● **WHAT IS NEEDED**
Write out the records word for word, with no pictures.

[Dataset records]

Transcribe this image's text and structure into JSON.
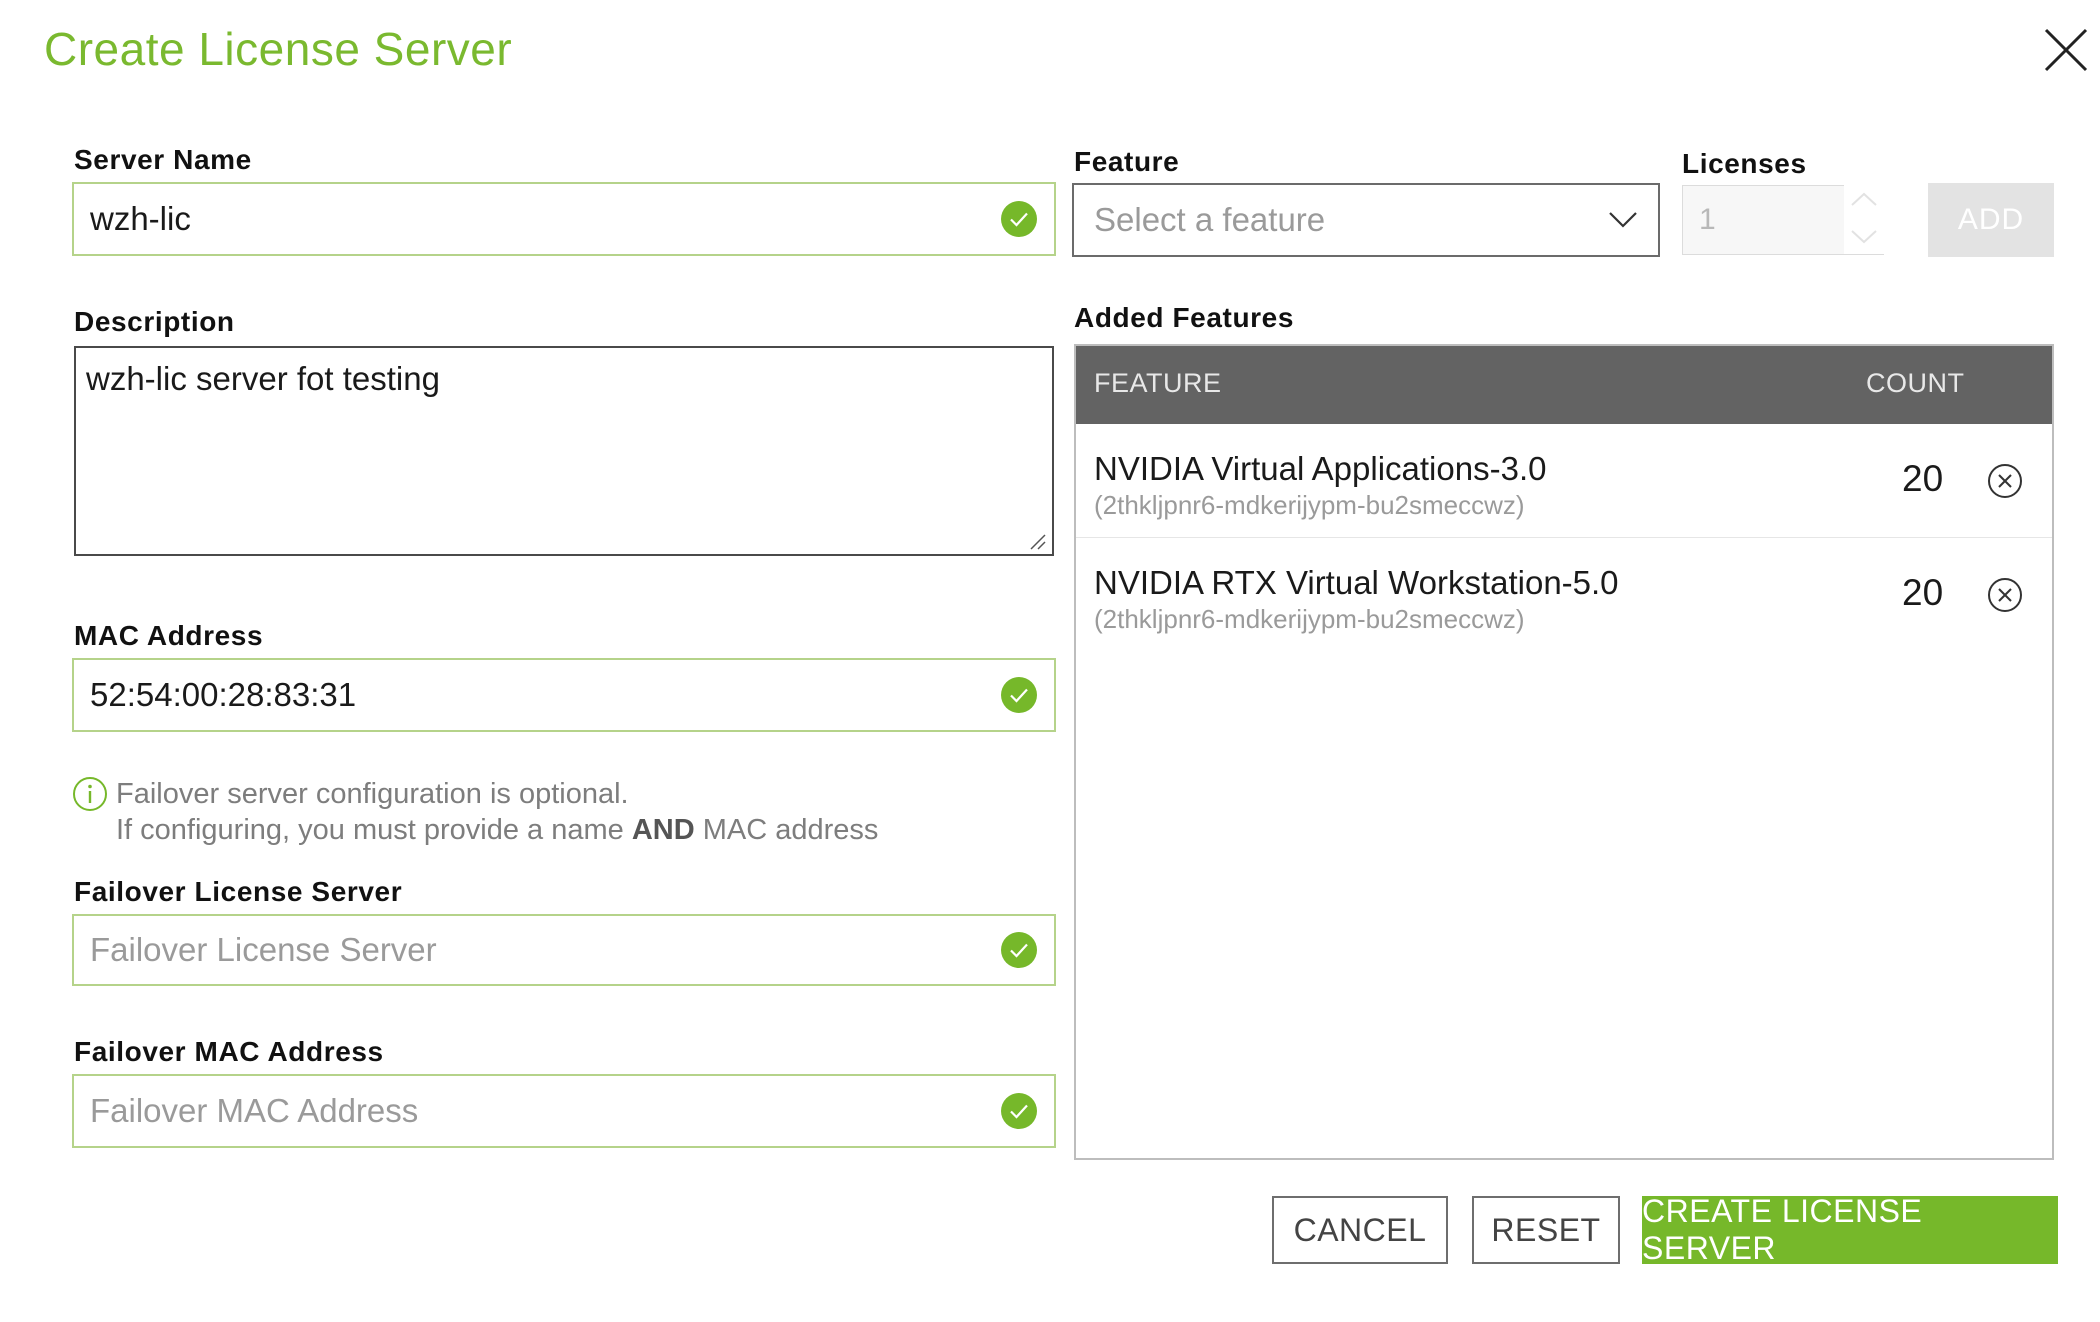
{
  "dialog": {
    "title": "Create License Server"
  },
  "colors": {
    "accent": "#76b82a",
    "table_header": "#636363"
  },
  "form": {
    "server_name": {
      "label": "Server Name",
      "value": "wzh-lic",
      "status_icon": "check-circle-icon"
    },
    "description": {
      "label": "Description",
      "value": "wzh-lic server fot testing"
    },
    "mac_address": {
      "label": "MAC Address",
      "value": "52:54:00:28:83:31",
      "status_icon": "check-circle-icon"
    },
    "failover_note": {
      "line1": "Failover server configuration is optional.",
      "line2_pre": "If configuring, you must provide a name ",
      "line2_bold": "AND",
      "line2_post": " MAC address"
    },
    "failover_server": {
      "label": "Failover License Server",
      "placeholder": "Failover License Server",
      "status_icon": "check-circle-icon"
    },
    "failover_mac": {
      "label": "Failover MAC Address",
      "placeholder": "Failover MAC Address",
      "status_icon": "check-circle-icon"
    }
  },
  "feature_picker": {
    "label": "Feature",
    "placeholder": "Select a feature",
    "licenses_label": "Licenses",
    "licenses_value": "1",
    "add_label": "ADD"
  },
  "added_features": {
    "label": "Added Features",
    "columns": {
      "feature": "FEATURE",
      "count": "COUNT"
    },
    "rows": [
      {
        "name": "NVIDIA Virtual Applications-3.0",
        "id": "(2thkljpnr6-mdkerijypm-bu2smeccwz)",
        "count": "20"
      },
      {
        "name": "NVIDIA RTX Virtual Workstation-5.0",
        "id": "(2thkljpnr6-mdkerijypm-bu2smeccwz)",
        "count": "20"
      }
    ]
  },
  "actions": {
    "cancel": "CANCEL",
    "reset": "RESET",
    "create": "CREATE LICENSE SERVER"
  }
}
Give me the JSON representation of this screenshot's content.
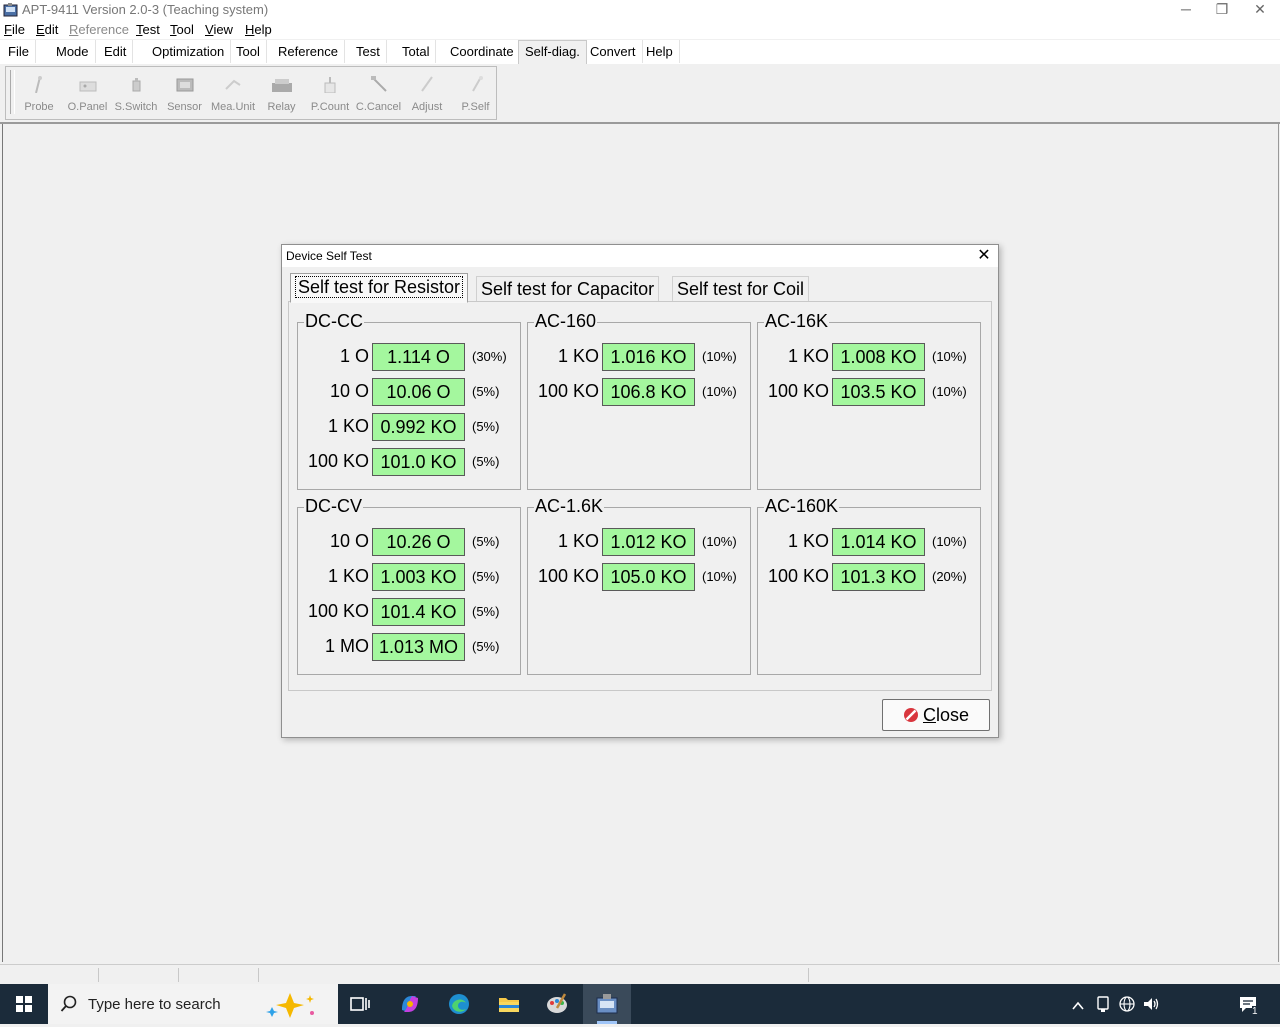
{
  "window": {
    "title": "APT-9411 Version 2.0-3 (Teaching system)",
    "controls": {
      "minimize": "─",
      "restore": "❐",
      "close": "✕"
    }
  },
  "menubar": [
    {
      "label": "File",
      "u": "F",
      "rest": "ile",
      "disabled": false
    },
    {
      "label": "Edit",
      "u": "E",
      "rest": "dit",
      "disabled": false
    },
    {
      "label": "Reference",
      "u": "R",
      "rest": "eference",
      "disabled": true
    },
    {
      "label": "Test",
      "u": "T",
      "rest": "est",
      "disabled": false
    },
    {
      "label": "Tool",
      "u": "T",
      "rest": "ool",
      "disabled": false
    },
    {
      "label": "View",
      "u": "V",
      "rest": "iew",
      "disabled": false
    },
    {
      "label": "Help",
      "u": "H",
      "rest": "elp",
      "disabled": false
    }
  ],
  "ribbon_tabs": [
    "File",
    "Mode",
    "Edit",
    "Optimization",
    "Tool",
    "Reference",
    "Test",
    "Total",
    "Coordinate",
    "Self-diag.",
    "Convert",
    "Help"
  ],
  "ribbon_active": "Self-diag.",
  "toolbar": [
    {
      "label": "Probe",
      "icon": "probe-icon"
    },
    {
      "label": "O.Panel",
      "icon": "panel-icon"
    },
    {
      "label": "S.Switch",
      "icon": "switch-icon"
    },
    {
      "label": "Sensor",
      "icon": "sensor-icon"
    },
    {
      "label": "Mea.Unit",
      "icon": "measure-unit-icon"
    },
    {
      "label": "Relay",
      "icon": "relay-icon"
    },
    {
      "label": "P.Count",
      "icon": "probe-count-icon"
    },
    {
      "label": "C.Cancel",
      "icon": "cancel-icon"
    },
    {
      "label": "Adjust",
      "icon": "adjust-icon"
    },
    {
      "label": "P.Self",
      "icon": "probe-self-icon"
    }
  ],
  "dialog": {
    "title": "Device Self Test",
    "tabs": [
      "Self test for Resistor",
      "Self test for Capacitor",
      "Self test for Coil"
    ],
    "selected_tab": 0,
    "groups": [
      {
        "title": "DC-CC",
        "rows": [
          {
            "label": "1 O",
            "value": "1.114 O",
            "tol": "(30%)"
          },
          {
            "label": "10 O",
            "value": "10.06 O",
            "tol": "(5%)"
          },
          {
            "label": "1 KO",
            "value": "0.992 KO",
            "tol": "(5%)"
          },
          {
            "label": "100 KO",
            "value": "101.0 KO",
            "tol": "(5%)"
          }
        ]
      },
      {
        "title": "AC-160",
        "rows": [
          {
            "label": "1 KO",
            "value": "1.016 KO",
            "tol": "(10%)"
          },
          {
            "label": "100 KO",
            "value": "106.8 KO",
            "tol": "(10%)"
          }
        ]
      },
      {
        "title": "AC-16K",
        "rows": [
          {
            "label": "1 KO",
            "value": "1.008 KO",
            "tol": "(10%)"
          },
          {
            "label": "100 KO",
            "value": "103.5 KO",
            "tol": "(10%)"
          }
        ]
      },
      {
        "title": "DC-CV",
        "rows": [
          {
            "label": "10 O",
            "value": "10.26 O",
            "tol": "(5%)"
          },
          {
            "label": "1 KO",
            "value": "1.003 KO",
            "tol": "(5%)"
          },
          {
            "label": "100 KO",
            "value": "101.4 KO",
            "tol": "(5%)"
          },
          {
            "label": "1 MO",
            "value": "1.013 MO",
            "tol": "(5%)"
          }
        ]
      },
      {
        "title": "AC-1.6K",
        "rows": [
          {
            "label": "1 KO",
            "value": "1.012 KO",
            "tol": "(10%)"
          },
          {
            "label": "100 KO",
            "value": "105.0 KO",
            "tol": "(10%)"
          }
        ]
      },
      {
        "title": "AC-160K",
        "rows": [
          {
            "label": "1 KO",
            "value": "1.014 KO",
            "tol": "(10%)"
          },
          {
            "label": "100 KO",
            "value": "101.3 KO",
            "tol": "(20%)"
          }
        ]
      }
    ],
    "close_button": {
      "label": "Close",
      "u": "C",
      "rest": "lose"
    }
  },
  "taskbar": {
    "search_placeholder": "Type here to search",
    "notification_count": "1"
  },
  "colors": {
    "value_bg": "#a4f79e",
    "taskbar": "#1b2b3a"
  }
}
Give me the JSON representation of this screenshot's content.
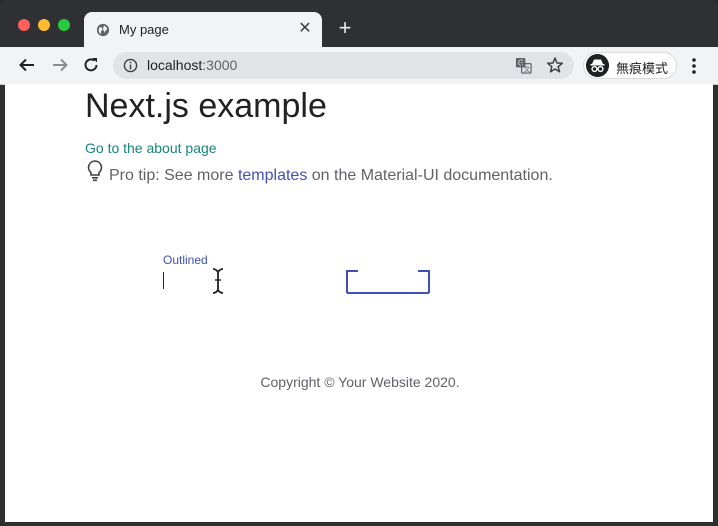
{
  "browser": {
    "tab": {
      "title": "My page",
      "close_glyph": "✕",
      "icon": "globe-icon"
    },
    "new_tab_glyph": "+",
    "address_bar": {
      "host": "localhost",
      "port": ":3000"
    },
    "profile": {
      "label": "無痕模式",
      "icon": "incognito-icon"
    },
    "icons": [
      "back-arrow-icon",
      "forward-arrow-icon",
      "reload-icon",
      "info-icon",
      "translate-icon",
      "star-icon",
      "more-vert-icon"
    ],
    "colors": {
      "close": "#fe5f57",
      "minimize": "#febc2e",
      "maximize": "#28c840"
    }
  },
  "page": {
    "heading": "Next.js example",
    "about_link": "Go to the about page",
    "protip": {
      "before": "Pro tip: See more ",
      "link": "templates",
      "after": " on the Material-UI documentation."
    },
    "text_field": {
      "label": "Outlined",
      "value": ""
    },
    "copyright": "Copyright © Your Website 2020.",
    "colors": {
      "primary": "#3f51b5",
      "secondary": "#19857b"
    }
  }
}
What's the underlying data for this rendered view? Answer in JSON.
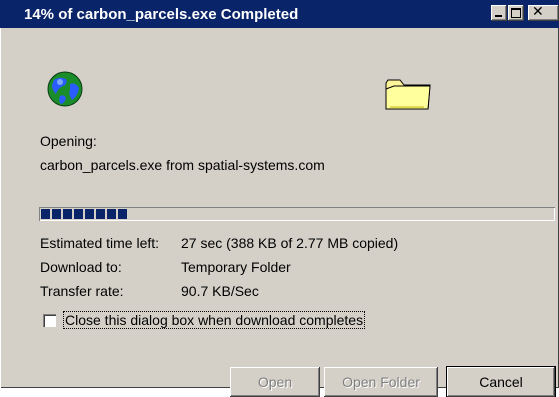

● **PROBLEM SOLUTION**
Transcribe this image's text and structure into JSON.
{
  "dialog": {
    "title": "Create License Server"
  },
  "colors": {
    "accent": "#76b82a",
    "table_header": "#636363"
  },
  "form": {
    "server_name": {
      "label": "Server Name",
      "value": "wzh-lic",
      "status_icon": "check-circle-icon"
    },
    "description": {
      "label": "Description",
      "value": "wzh-lic server fot testing"
    },
    "mac_address": {
      "label": "MAC Address",
      "value": "52:54:00:28:83:31",
      "status_icon": "check-circle-icon"
    },
    "failover_note": {
      "line1": "Failover server configuration is optional.",
      "line2_pre": "If configuring, you must provide a name ",
      "line2_bold": "AND",
      "line2_post": " MAC address"
    },
    "failover_server": {
      "label": "Failover License Server",
      "placeholder": "Failover License Server",
      "status_icon": "check-circle-icon"
    },
    "failover_mac": {
      "label": "Failover MAC Address",
      "placeholder": "Failover MAC Address",
      "status_icon": "check-circle-icon"
    }
  },
  "feature_picker": {
    "label": "Feature",
    "placeholder": "Select a feature",
    "licenses_label": "Licenses",
    "licenses_value": "1",
    "add_label": "ADD"
  },
  "added_features": {
    "label": "Added Features",
    "columns": {
      "feature": "FEATURE",
      "count": "COUNT"
    },
    "rows": [
      {
        "name": "NVIDIA Virtual Applications-3.0",
        "id": "(2thkljpnr6-mdkerijypm-bu2smeccwz)",
        "count": "20"
      },
      {
        "name": "NVIDIA RTX Virtual Workstation-5.0",
        "id": "(2thkljpnr6-mdkerijypm-bu2smeccwz)",
        "count": "20"
      }
    ]
  },
  "actions": {
    "cancel": "CANCEL",
    "reset": "RESET",
    "create": "CREATE LICENSE SERVER"
  }
}
Give me the JSON representation of this screenshot's content.
{
  "window": {
    "title": "APT-9411 Version 2.0-3 (Teaching system)",
    "controls": {
      "minimize": "─",
      "restore": "❐",
      "close": "✕"
    }
  },
  "menubar": [
    {
      "label": "File",
      "u": "F",
      "rest": "ile",
      "disabled": false
    },
    {
      "label": "Edit",
      "u": "E",
      "rest": "dit",
      "disabled": false
    },
    {
      "label": "Reference",
      "u": "R",
      "rest": "eference",
      "disabled": true
    },
    {
      "label": "Test",
      "u": "T",
      "rest": "est",
      "disabled": false
    },
    {
      "label": "Tool",
      "u": "T",
      "rest": "ool",
      "disabled": false
    },
    {
      "label": "View",
      "u": "V",
      "rest": "iew",
      "disabled": false
    },
    {
      "label": "Help",
      "u": "H",
      "rest": "elp",
      "disabled": false
    }
  ],
  "ribbon_tabs": [
    "File",
    "Mode",
    "Edit",
    "Optimization",
    "Tool",
    "Reference",
    "Test",
    "Total",
    "Coordinate",
    "Self-diag.",
    "Convert",
    "Help"
  ],
  "ribbon_active": "Self-diag.",
  "toolbar": [
    {
      "label": "Probe",
      "icon": "probe-icon"
    },
    {
      "label": "O.Panel",
      "icon": "panel-icon"
    },
    {
      "label": "S.Switch",
      "icon": "switch-icon"
    },
    {
      "label": "Sensor",
      "icon": "sensor-icon"
    },
    {
      "label": "Mea.Unit",
      "icon": "measure-unit-icon"
    },
    {
      "label": "Relay",
      "icon": "relay-icon"
    },
    {
      "label": "P.Count",
      "icon": "probe-count-icon"
    },
    {
      "label": "C.Cancel",
      "icon": "cancel-icon"
    },
    {
      "label": "Adjust",
      "icon": "adjust-icon"
    },
    {
      "label": "P.Self",
      "icon": "probe-self-icon"
    }
  ],
  "dialog": {
    "title": "Device Self Test",
    "tabs": [
      "Self test for Resistor",
      "Self test for Capacitor",
      "Self test for Coil"
    ],
    "selected_tab": 0,
    "groups": [
      {
        "title": "DC-CC",
        "rows": [
          {
            "label": "1 O",
            "value": "1.114 O",
            "tol": "(30%)"
          },
          {
            "label": "10 O",
            "value": "10.06 O",
            "tol": "(5%)"
          },
          {
            "label": "1 KO",
            "value": "0.992 KO",
            "tol": "(5%)"
          },
          {
            "label": "100 KO",
            "value": "101.0 KO",
            "tol": "(5%)"
          }
        ]
      },
      {
        "title": "AC-160",
        "rows": [
          {
            "label": "1 KO",
            "value": "1.016 KO",
            "tol": "(10%)"
          },
          {
            "label": "100 KO",
            "value": "106.8 KO",
            "tol": "(10%)"
          }
        ]
      },
      {
        "title": "AC-16K",
        "rows": [
          {
            "label": "1 KO",
            "value": "1.008 KO",
            "tol": "(10%)"
          },
          {
            "label": "100 KO",
            "value": "103.5 KO",
            "tol": "(10%)"
          }
        ]
      },
      {
        "title": "DC-CV",
        "rows": [
          {
            "label": "10 O",
            "value": "10.26 O",
            "tol": "(5%)"
          },
          {
            "label": "1 KO",
            "value": "1.003 KO",
            "tol": "(5%)"
          },
          {
            "label": "100 KO",
            "value": "101.4 KO",
            "tol": "(5%)"
          },
          {
            "label": "1 MO",
            "value": "1.013 MO",
            "tol": "(5%)"
          }
        ]
      },
      {
        "title": "AC-1.6K",
        "rows": [
          {
            "label": "1 KO",
            "value": "1.012 KO",
            "tol": "(10%)"
          },
          {
            "label": "100 KO",
            "value": "105.0 KO",
            "tol": "(10%)"
          }
        ]
      },
      {
        "title": "AC-160K",
        "rows": [
          {
            "label": "1 KO",
            "value": "1.014 KO",
            "tol": "(10%)"
          },
          {
            "label": "100 KO",
            "value": "101.3 KO",
            "tol": "(20%)"
          }
        ]
      }
    ],
    "close_button": {
      "label": "Close",
      "u": "C",
      "rest": "lose"
    }
  },
  "taskbar": {
    "search_placeholder": "Type here to search",
    "notification_count": "1"
  },
  "colors": {
    "value_bg": "#a4f79e",
    "taskbar": "#1b2b3a"
  }
}
Give me the JSON representation of this screenshot's content.
{
  "browser": {
    "tab": {
      "title": "My page",
      "close_glyph": "✕",
      "icon": "globe-icon"
    },
    "new_tab_glyph": "+",
    "address_bar": {
      "host": "localhost",
      "port": ":3000"
    },
    "profile": {
      "label": "無痕模式",
      "icon": "incognito-icon"
    },
    "icons": [
      "back-arrow-icon",
      "forward-arrow-icon",
      "reload-icon",
      "info-icon",
      "translate-icon",
      "star-icon",
      "more-vert-icon"
    ],
    "colors": {
      "close": "#fe5f57",
      "minimize": "#febc2e",
      "maximize": "#28c840"
    }
  },
  "page": {
    "heading": "Next.js example",
    "about_link": "Go to the about page",
    "protip": {
      "before": "Pro tip: See more ",
      "link": "templates",
      "after": " on the Material-UI documentation."
    },
    "text_field": {
      "label": "Outlined",
      "value": ""
    },
    "copyright": "Copyright © Your Website 2020.",
    "colors": {
      "primary": "#3f51b5",
      "secondary": "#19857b"
    }
  }
}
What's the underlying data for this rendered view? Answer in JSON.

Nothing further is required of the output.